▸ **WHAT YOU WILL DO**:
Spot every line with the word "JSON" and return it.

▸ **THE DATA**:
———

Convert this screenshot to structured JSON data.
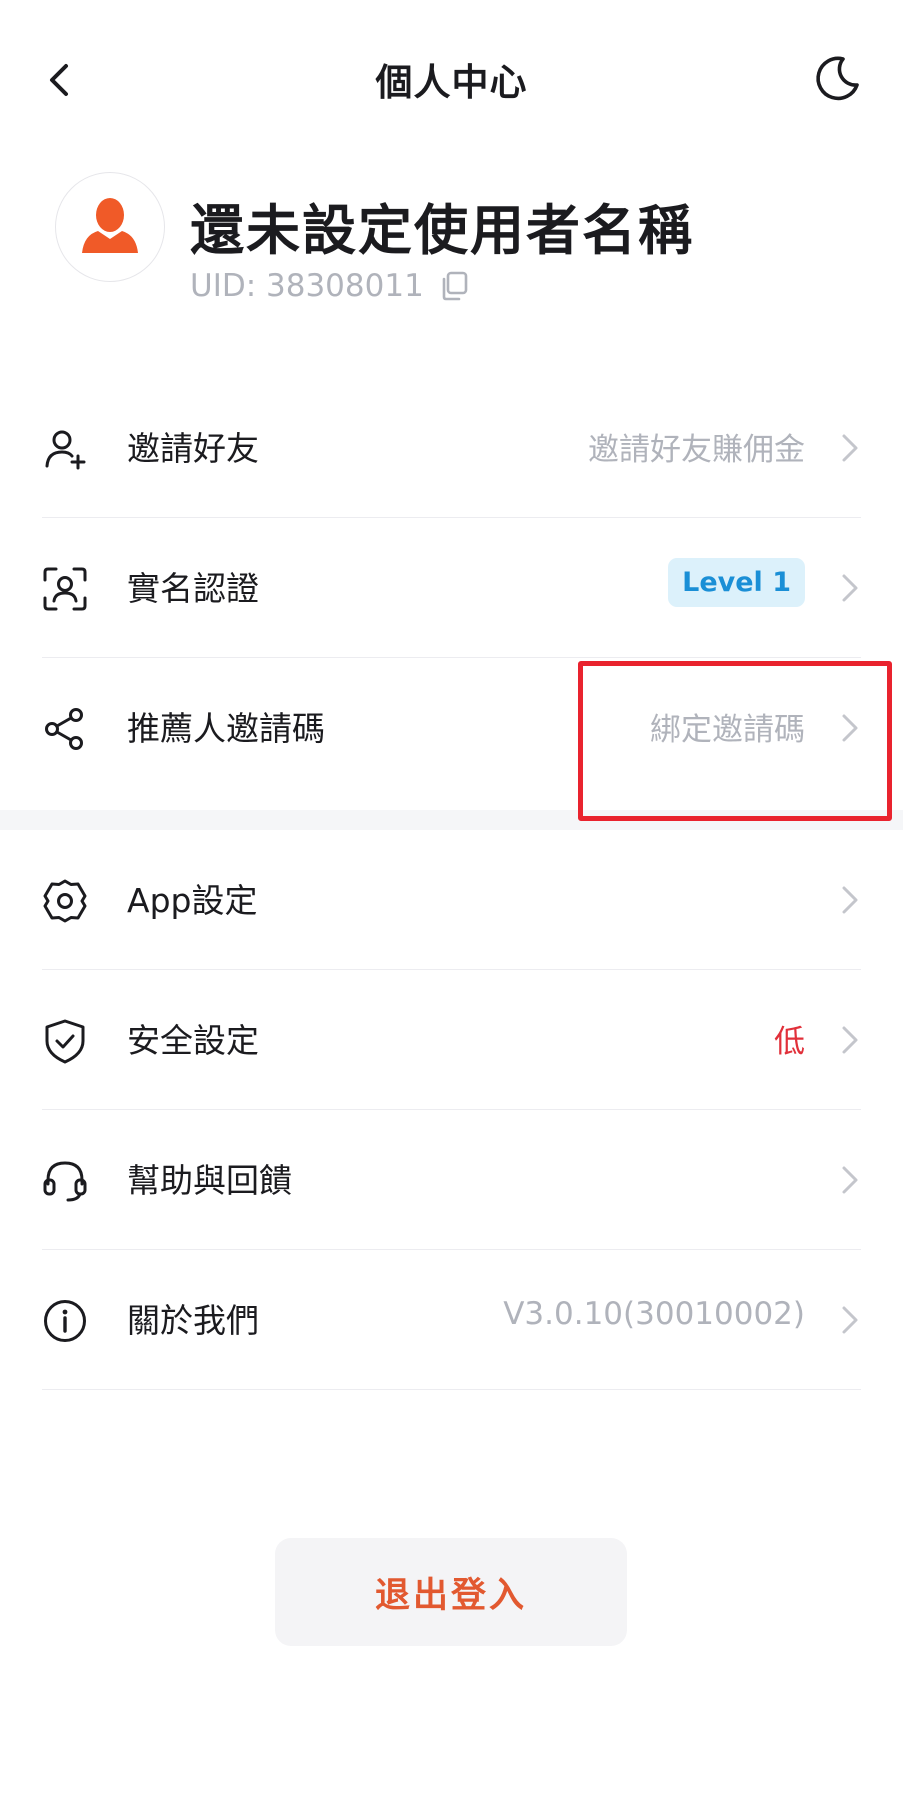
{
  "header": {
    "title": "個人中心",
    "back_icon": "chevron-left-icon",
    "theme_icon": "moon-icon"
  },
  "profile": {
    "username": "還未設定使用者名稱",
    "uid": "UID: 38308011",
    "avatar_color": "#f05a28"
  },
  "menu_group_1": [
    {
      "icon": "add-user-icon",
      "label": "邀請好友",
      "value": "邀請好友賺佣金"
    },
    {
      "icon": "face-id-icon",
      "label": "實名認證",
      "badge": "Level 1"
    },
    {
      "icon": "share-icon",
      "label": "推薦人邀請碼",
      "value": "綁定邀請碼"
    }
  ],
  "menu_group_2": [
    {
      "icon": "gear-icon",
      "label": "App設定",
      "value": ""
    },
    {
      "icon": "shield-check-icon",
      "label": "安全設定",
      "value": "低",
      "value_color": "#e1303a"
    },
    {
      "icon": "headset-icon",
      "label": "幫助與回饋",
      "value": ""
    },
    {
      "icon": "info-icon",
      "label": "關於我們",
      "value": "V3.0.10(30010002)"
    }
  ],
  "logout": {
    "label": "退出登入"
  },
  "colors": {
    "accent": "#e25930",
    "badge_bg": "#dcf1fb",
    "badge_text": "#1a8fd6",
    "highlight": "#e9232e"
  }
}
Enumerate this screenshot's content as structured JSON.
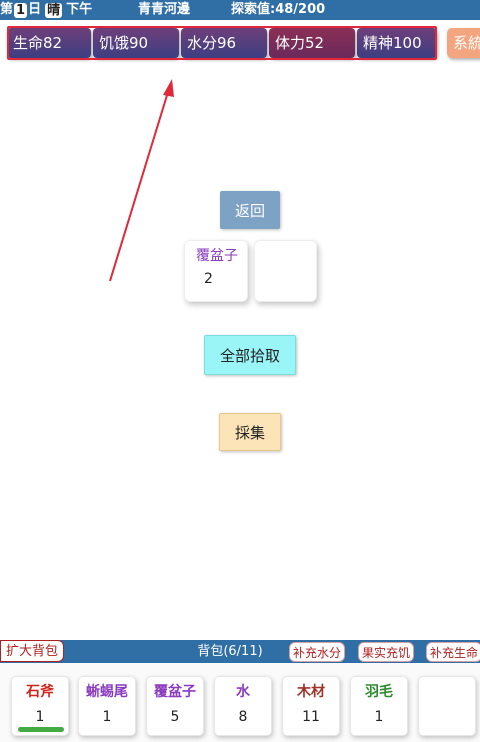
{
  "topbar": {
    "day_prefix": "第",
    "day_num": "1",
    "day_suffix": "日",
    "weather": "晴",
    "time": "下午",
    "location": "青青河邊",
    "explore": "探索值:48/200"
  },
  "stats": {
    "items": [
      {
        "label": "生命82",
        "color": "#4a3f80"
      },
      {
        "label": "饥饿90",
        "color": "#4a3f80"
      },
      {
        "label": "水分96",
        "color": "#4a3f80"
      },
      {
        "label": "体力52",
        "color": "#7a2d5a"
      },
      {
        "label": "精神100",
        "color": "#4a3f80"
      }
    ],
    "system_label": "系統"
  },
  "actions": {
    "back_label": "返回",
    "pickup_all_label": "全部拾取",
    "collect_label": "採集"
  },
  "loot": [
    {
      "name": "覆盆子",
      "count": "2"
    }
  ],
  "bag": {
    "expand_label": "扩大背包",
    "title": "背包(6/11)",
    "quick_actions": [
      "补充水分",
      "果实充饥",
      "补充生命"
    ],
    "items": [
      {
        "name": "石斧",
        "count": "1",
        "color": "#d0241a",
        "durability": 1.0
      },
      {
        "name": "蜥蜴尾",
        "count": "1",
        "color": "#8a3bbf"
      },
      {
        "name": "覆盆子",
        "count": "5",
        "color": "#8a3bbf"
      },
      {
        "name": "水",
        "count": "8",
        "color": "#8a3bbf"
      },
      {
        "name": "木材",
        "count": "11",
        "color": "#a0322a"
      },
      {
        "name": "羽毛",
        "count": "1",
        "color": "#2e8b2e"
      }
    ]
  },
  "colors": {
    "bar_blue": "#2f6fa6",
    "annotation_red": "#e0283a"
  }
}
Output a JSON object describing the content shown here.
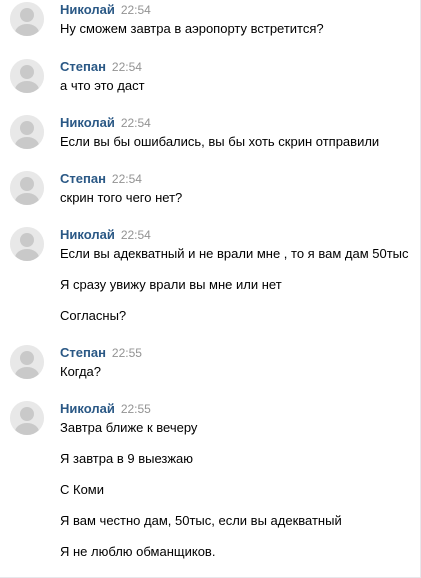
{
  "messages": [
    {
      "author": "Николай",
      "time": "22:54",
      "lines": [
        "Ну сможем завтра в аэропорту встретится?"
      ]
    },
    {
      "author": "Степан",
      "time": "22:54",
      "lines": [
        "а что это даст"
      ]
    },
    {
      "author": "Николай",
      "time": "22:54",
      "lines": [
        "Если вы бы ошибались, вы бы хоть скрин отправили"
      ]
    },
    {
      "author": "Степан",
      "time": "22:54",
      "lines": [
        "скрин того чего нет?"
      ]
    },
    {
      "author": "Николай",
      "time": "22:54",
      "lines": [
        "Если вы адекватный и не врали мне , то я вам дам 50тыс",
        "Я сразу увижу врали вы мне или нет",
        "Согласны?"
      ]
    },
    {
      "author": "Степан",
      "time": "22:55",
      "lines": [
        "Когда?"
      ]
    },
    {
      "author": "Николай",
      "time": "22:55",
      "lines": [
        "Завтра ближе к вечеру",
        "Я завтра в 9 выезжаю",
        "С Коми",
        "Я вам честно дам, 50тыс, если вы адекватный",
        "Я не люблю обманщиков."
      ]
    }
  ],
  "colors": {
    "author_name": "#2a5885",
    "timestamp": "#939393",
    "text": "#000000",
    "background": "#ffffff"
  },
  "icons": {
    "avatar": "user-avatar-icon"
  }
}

———

▸ **CORRECT OUTPUT**:
Convert this screenshot to structured JSON data.
Enumerate this screenshot's content as structured JSON.
Output a JSON object describing the content shown here.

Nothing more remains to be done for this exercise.